## Begin Dataset extract
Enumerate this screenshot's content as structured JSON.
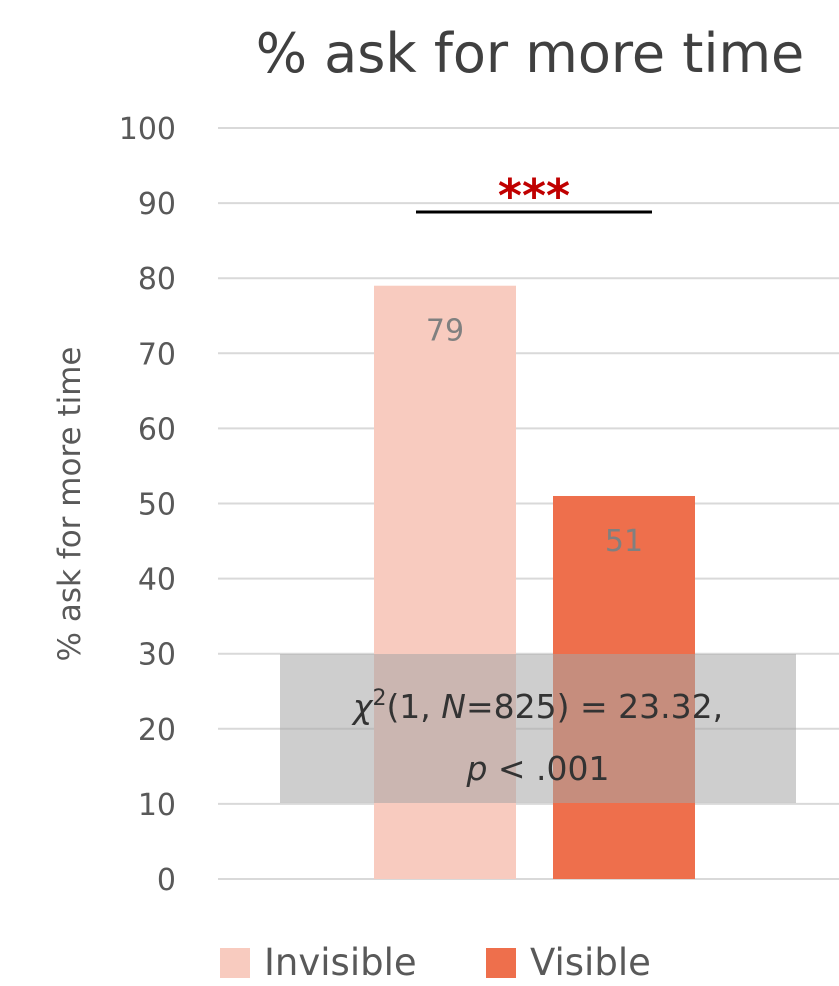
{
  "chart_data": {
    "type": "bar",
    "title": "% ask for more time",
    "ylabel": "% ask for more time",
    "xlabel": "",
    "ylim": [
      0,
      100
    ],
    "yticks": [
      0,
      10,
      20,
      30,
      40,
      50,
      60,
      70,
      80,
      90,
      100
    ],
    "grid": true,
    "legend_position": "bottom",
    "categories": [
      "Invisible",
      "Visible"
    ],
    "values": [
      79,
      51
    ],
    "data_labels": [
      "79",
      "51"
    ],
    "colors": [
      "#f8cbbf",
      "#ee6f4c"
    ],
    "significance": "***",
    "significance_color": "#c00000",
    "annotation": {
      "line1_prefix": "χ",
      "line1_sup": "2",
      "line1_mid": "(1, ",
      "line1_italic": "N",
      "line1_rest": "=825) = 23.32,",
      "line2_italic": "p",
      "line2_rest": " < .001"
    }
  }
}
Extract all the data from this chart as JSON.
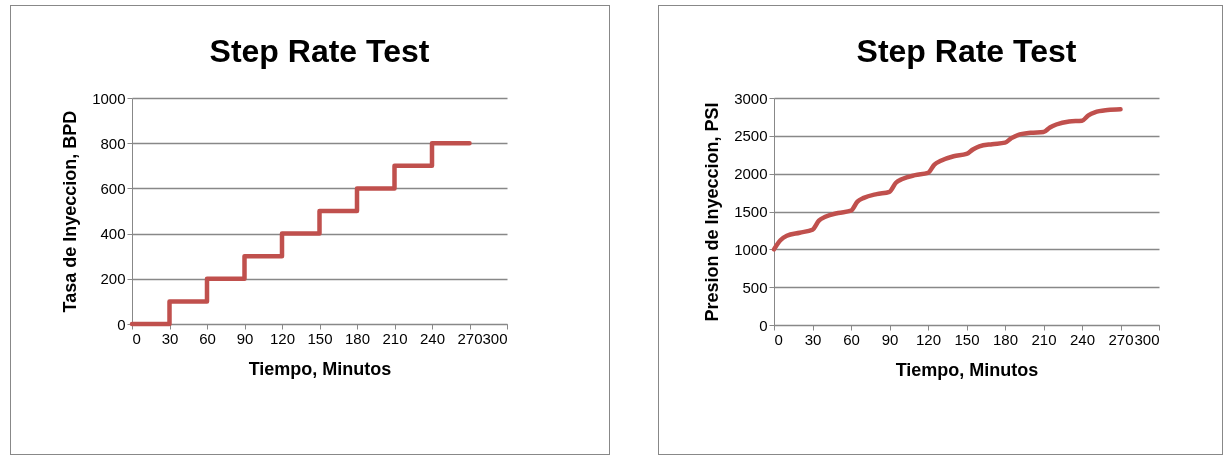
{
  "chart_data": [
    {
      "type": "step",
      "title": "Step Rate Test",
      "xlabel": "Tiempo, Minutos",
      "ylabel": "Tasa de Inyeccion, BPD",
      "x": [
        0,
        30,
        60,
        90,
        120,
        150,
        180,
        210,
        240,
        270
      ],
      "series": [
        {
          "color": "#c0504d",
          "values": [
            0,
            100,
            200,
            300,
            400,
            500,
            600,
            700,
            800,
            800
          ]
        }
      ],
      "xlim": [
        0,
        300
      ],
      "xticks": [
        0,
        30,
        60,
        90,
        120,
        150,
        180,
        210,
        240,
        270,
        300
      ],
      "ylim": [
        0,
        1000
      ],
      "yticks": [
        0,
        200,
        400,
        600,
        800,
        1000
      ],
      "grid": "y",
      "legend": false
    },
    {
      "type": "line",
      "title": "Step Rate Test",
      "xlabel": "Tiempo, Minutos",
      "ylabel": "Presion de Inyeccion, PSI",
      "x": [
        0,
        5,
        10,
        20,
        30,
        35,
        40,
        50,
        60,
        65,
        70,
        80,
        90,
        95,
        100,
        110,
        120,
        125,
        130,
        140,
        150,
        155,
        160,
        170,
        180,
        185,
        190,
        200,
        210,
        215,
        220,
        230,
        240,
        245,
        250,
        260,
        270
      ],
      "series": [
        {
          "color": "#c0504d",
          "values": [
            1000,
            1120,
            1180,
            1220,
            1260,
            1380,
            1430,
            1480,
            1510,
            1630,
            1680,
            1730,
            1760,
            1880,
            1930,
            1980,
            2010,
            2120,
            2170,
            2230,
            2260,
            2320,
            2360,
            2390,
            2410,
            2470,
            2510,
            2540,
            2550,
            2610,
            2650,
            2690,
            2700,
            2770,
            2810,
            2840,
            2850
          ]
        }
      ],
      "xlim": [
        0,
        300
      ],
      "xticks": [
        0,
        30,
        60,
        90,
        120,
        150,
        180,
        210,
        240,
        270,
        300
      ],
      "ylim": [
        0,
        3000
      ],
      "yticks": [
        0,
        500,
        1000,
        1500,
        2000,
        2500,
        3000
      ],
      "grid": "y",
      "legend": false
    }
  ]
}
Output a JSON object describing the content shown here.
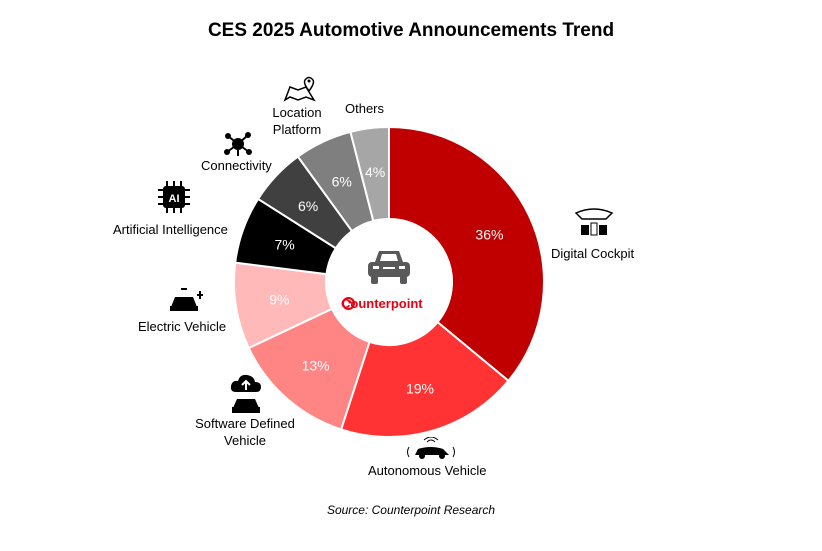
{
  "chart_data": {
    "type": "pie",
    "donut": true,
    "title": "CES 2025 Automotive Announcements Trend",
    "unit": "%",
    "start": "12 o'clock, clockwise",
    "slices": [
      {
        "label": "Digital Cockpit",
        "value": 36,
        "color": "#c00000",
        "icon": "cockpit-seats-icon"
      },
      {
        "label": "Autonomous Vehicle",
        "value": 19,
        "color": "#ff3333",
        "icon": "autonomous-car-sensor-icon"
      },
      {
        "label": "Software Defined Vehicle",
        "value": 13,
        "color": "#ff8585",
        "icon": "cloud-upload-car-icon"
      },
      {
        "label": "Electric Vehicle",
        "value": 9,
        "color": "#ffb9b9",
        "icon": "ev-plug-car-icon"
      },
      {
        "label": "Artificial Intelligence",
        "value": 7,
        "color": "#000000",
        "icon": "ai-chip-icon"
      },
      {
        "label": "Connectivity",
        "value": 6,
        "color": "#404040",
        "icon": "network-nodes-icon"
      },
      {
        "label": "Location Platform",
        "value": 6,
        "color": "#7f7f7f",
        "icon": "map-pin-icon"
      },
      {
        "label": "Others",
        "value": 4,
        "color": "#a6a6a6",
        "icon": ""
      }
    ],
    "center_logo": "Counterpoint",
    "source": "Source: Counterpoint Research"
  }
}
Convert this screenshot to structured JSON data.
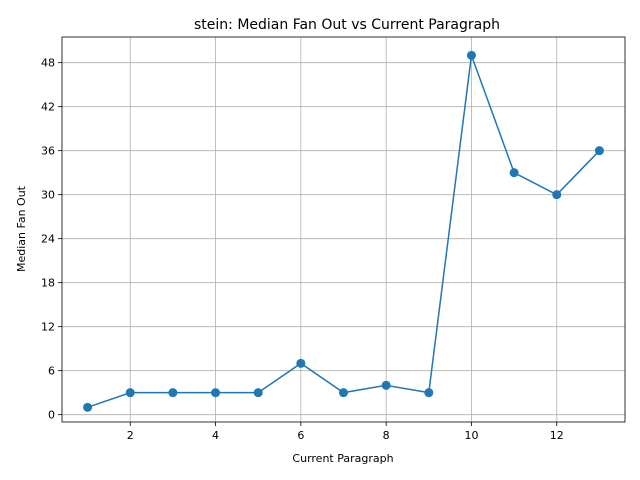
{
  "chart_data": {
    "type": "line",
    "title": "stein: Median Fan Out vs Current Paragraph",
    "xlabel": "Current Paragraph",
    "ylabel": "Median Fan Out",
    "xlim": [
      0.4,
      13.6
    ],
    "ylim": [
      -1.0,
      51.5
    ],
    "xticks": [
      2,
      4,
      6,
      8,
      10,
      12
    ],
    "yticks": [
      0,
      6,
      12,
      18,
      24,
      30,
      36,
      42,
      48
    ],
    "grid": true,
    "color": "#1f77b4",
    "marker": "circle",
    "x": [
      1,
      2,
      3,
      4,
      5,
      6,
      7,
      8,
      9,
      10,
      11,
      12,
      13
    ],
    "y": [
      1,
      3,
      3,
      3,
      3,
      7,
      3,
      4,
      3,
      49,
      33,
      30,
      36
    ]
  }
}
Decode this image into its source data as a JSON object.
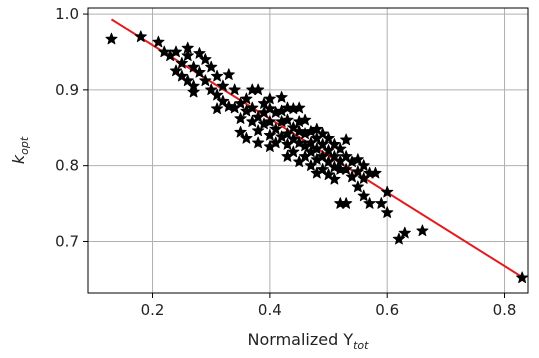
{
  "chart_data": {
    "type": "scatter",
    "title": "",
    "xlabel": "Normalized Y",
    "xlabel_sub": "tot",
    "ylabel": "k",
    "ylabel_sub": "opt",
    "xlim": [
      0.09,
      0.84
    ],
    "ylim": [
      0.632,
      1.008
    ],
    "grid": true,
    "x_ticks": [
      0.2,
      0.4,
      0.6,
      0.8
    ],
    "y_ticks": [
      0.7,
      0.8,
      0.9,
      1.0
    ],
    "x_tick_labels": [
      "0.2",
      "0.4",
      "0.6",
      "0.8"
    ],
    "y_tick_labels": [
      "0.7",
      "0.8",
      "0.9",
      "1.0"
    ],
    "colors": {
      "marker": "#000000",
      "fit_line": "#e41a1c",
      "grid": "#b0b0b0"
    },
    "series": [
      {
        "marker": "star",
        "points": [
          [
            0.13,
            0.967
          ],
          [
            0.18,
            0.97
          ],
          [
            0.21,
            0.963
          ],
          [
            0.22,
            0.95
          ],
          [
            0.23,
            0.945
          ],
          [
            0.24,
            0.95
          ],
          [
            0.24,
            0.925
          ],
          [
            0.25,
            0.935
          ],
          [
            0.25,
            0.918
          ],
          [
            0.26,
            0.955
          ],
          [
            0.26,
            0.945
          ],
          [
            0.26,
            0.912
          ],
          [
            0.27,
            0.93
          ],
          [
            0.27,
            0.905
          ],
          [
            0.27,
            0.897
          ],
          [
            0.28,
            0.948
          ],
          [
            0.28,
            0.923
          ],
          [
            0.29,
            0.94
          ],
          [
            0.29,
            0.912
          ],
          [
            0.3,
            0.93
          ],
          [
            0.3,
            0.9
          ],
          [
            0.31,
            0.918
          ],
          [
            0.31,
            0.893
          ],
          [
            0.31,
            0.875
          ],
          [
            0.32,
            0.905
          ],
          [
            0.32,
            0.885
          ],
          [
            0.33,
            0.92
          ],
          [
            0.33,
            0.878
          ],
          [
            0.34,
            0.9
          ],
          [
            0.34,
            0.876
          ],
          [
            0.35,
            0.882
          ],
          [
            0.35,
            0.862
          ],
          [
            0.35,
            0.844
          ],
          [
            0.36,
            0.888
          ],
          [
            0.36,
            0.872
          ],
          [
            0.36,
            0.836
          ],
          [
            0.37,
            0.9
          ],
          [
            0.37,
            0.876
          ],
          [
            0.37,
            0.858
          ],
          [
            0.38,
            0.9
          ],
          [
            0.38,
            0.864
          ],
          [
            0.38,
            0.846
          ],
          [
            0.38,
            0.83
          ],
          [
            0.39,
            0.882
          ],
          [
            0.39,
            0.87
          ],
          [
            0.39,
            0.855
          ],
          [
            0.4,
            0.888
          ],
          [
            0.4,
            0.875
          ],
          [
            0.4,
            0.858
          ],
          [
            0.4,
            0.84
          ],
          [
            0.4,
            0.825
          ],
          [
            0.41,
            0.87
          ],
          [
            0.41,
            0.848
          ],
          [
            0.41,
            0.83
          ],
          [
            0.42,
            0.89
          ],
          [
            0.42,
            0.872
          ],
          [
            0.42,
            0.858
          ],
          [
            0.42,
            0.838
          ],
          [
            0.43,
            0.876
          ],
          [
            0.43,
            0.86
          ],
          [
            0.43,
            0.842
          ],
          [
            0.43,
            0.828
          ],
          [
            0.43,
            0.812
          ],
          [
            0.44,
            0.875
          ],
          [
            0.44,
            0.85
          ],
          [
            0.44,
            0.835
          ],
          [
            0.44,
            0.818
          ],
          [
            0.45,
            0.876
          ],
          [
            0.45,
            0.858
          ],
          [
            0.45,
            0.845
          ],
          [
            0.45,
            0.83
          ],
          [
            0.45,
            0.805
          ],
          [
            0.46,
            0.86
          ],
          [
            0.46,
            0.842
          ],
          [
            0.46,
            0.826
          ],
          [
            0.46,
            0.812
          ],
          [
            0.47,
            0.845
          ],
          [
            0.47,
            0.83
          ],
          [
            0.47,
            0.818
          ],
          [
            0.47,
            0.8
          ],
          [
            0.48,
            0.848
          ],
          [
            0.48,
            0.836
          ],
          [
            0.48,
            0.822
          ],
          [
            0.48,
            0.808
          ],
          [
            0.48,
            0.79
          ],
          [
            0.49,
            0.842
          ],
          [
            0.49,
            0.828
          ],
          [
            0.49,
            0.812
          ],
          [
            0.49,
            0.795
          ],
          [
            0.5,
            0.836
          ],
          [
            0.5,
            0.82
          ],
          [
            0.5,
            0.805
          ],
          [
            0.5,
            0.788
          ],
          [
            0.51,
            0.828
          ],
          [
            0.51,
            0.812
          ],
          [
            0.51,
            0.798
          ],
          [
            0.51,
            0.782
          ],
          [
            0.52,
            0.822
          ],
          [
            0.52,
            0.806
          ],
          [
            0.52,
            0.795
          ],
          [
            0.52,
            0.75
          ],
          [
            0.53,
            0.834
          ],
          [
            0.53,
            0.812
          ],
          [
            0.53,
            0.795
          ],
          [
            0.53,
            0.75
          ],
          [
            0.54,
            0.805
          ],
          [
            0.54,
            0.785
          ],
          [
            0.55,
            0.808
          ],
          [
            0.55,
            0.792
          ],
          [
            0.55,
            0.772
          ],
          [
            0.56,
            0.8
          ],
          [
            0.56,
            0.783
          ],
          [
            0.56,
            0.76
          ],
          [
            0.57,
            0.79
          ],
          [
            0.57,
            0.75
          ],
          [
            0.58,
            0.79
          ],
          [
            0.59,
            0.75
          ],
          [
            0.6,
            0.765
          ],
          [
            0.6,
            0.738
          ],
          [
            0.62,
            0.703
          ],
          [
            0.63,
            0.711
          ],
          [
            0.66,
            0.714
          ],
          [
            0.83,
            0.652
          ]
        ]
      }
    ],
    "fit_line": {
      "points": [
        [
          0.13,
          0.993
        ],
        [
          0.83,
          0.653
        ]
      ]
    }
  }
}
## End Dataset extract
• The exercise
Collect every line from the records above that contains the word "source".

• Problem solution
    "source": "Source: Counterpoint Research"
Decode this image into its source data as a JSON object.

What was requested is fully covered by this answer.